Excerpt from a dataset:
☆ ☆ ☆ ☆ ☆ ☆ ☆

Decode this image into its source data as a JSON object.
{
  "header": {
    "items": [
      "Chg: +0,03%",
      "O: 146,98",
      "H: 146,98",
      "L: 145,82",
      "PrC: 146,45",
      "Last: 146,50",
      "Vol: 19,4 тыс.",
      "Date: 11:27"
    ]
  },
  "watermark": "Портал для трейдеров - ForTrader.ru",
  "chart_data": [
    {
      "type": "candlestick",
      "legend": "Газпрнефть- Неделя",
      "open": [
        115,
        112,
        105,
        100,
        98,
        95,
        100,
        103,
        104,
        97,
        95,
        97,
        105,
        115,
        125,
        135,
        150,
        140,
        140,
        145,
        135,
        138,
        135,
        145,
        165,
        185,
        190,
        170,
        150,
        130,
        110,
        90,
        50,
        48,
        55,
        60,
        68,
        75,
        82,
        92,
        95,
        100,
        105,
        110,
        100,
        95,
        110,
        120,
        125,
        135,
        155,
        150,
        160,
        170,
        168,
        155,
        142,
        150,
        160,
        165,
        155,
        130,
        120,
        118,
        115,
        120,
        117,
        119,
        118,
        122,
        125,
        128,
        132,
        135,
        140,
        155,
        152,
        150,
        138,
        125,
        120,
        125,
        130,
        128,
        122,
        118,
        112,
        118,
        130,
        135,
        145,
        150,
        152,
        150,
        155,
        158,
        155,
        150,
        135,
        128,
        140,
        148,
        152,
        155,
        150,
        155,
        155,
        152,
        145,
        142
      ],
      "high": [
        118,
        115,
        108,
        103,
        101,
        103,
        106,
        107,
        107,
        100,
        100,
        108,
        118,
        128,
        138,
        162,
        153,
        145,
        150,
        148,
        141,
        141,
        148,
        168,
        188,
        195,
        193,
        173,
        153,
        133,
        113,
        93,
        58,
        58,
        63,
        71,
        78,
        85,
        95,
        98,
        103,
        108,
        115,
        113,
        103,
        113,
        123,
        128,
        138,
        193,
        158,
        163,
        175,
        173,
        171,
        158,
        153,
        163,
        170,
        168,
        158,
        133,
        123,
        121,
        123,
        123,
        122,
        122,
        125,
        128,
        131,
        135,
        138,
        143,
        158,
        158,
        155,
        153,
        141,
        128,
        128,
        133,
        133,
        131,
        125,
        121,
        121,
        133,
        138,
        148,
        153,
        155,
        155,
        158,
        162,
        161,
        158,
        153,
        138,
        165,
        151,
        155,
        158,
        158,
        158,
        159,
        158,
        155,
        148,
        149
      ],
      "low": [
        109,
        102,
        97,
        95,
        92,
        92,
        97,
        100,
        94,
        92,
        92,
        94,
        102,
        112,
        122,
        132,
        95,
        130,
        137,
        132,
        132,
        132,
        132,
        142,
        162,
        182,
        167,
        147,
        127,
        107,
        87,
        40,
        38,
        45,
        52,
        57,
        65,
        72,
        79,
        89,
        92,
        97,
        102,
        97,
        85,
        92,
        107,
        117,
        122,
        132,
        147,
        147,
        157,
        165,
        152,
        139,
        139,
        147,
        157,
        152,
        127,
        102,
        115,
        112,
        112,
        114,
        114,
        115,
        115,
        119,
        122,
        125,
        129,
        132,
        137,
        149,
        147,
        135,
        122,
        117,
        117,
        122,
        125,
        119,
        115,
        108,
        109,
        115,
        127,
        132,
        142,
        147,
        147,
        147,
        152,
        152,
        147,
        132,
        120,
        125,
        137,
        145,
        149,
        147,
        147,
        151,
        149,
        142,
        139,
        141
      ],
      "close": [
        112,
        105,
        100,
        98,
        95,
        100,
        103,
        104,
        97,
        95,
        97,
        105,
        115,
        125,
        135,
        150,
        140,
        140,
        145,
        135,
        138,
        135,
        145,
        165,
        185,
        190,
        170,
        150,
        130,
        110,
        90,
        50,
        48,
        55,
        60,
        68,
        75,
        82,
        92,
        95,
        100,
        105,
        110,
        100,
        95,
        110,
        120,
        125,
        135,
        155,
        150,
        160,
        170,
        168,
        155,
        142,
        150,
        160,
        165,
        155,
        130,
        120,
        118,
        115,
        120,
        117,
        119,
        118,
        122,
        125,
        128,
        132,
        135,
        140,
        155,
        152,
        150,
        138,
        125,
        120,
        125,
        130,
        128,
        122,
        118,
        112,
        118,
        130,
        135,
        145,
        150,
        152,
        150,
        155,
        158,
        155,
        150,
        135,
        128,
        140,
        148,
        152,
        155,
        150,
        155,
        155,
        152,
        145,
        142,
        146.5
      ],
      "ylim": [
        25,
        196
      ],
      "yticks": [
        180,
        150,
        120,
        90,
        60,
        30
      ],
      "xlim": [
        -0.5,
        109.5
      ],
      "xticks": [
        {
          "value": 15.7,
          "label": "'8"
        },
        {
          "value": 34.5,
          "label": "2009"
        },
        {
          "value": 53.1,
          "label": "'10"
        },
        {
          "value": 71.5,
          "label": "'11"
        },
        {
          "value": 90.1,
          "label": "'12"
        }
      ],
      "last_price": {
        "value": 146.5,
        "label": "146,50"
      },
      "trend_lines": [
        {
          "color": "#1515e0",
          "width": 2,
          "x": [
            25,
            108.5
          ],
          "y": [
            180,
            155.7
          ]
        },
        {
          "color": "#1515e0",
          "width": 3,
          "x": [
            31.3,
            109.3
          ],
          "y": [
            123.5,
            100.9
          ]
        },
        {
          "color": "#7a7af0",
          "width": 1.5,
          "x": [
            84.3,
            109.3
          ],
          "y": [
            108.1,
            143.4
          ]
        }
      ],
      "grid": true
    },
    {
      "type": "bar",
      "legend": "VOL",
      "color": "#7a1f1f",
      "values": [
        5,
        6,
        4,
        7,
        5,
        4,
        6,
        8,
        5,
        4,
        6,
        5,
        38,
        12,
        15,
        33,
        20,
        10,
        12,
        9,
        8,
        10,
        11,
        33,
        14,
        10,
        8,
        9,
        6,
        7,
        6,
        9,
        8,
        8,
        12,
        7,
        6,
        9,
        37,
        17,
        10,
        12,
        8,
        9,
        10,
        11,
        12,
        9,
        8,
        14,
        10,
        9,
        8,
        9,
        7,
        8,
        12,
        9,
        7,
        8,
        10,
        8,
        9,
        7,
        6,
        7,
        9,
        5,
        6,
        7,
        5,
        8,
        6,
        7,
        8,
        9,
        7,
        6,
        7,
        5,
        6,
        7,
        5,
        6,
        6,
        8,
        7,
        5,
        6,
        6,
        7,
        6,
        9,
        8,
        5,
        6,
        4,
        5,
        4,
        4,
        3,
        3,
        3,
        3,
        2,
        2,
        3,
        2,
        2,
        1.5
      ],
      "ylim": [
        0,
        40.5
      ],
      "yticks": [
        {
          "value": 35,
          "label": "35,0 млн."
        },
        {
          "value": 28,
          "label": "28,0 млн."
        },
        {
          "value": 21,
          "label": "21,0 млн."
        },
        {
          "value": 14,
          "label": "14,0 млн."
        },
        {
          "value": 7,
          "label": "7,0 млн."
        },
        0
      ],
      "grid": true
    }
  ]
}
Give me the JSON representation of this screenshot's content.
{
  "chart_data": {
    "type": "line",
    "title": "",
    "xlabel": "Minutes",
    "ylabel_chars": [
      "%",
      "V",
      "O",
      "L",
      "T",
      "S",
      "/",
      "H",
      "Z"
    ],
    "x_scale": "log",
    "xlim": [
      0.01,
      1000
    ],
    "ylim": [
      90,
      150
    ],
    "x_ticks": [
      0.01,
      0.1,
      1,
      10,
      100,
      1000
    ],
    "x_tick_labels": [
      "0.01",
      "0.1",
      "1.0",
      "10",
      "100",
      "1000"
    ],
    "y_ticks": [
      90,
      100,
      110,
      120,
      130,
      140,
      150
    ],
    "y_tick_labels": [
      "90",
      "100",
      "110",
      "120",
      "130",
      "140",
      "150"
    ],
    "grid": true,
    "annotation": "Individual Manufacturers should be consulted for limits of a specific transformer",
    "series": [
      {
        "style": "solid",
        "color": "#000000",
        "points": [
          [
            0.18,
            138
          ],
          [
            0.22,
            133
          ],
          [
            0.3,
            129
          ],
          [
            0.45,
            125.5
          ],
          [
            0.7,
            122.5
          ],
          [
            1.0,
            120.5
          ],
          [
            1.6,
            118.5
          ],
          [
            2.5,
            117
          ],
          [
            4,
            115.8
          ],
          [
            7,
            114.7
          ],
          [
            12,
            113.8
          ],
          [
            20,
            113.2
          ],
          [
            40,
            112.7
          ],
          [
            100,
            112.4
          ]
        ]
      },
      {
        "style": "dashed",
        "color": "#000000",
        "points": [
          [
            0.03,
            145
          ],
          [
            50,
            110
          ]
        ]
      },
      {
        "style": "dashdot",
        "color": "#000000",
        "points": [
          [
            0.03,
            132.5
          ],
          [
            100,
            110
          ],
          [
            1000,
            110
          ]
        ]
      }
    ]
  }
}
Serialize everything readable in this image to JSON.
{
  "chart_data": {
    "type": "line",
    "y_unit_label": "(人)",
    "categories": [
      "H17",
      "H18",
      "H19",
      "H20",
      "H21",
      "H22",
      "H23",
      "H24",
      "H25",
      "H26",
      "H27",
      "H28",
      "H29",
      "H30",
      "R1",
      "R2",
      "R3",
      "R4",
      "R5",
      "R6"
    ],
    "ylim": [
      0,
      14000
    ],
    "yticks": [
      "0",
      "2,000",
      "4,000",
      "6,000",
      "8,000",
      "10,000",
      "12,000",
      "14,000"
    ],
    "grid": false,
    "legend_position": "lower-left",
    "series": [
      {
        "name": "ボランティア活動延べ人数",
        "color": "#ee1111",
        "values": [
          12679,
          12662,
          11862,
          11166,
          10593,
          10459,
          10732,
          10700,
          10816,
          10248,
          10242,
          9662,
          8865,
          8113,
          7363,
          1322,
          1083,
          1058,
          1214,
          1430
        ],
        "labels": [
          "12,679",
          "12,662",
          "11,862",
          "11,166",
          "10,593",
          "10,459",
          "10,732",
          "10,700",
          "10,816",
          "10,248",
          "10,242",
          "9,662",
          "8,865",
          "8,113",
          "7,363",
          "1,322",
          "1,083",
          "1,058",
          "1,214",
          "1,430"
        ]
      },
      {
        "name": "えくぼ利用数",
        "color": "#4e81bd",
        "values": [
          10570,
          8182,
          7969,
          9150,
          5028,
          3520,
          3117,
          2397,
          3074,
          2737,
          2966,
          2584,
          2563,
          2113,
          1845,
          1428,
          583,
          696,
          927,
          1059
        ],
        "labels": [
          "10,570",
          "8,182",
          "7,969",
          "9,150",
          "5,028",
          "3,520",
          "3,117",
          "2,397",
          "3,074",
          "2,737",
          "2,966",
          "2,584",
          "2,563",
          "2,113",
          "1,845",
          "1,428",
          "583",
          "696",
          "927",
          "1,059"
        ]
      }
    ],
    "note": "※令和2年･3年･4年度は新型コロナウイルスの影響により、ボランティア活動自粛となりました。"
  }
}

☆ ☆ ☆ ☆ ☆ ☆ ☆

YOUR GOAL:
Filter the records above for lines containing the word "this", and copy those lines.

IN RESPONSE:
Decode this image into its source data as a JSON object.
Give me the JSON representation of this screenshot's content.
Serialize everything readable in this image to JSON.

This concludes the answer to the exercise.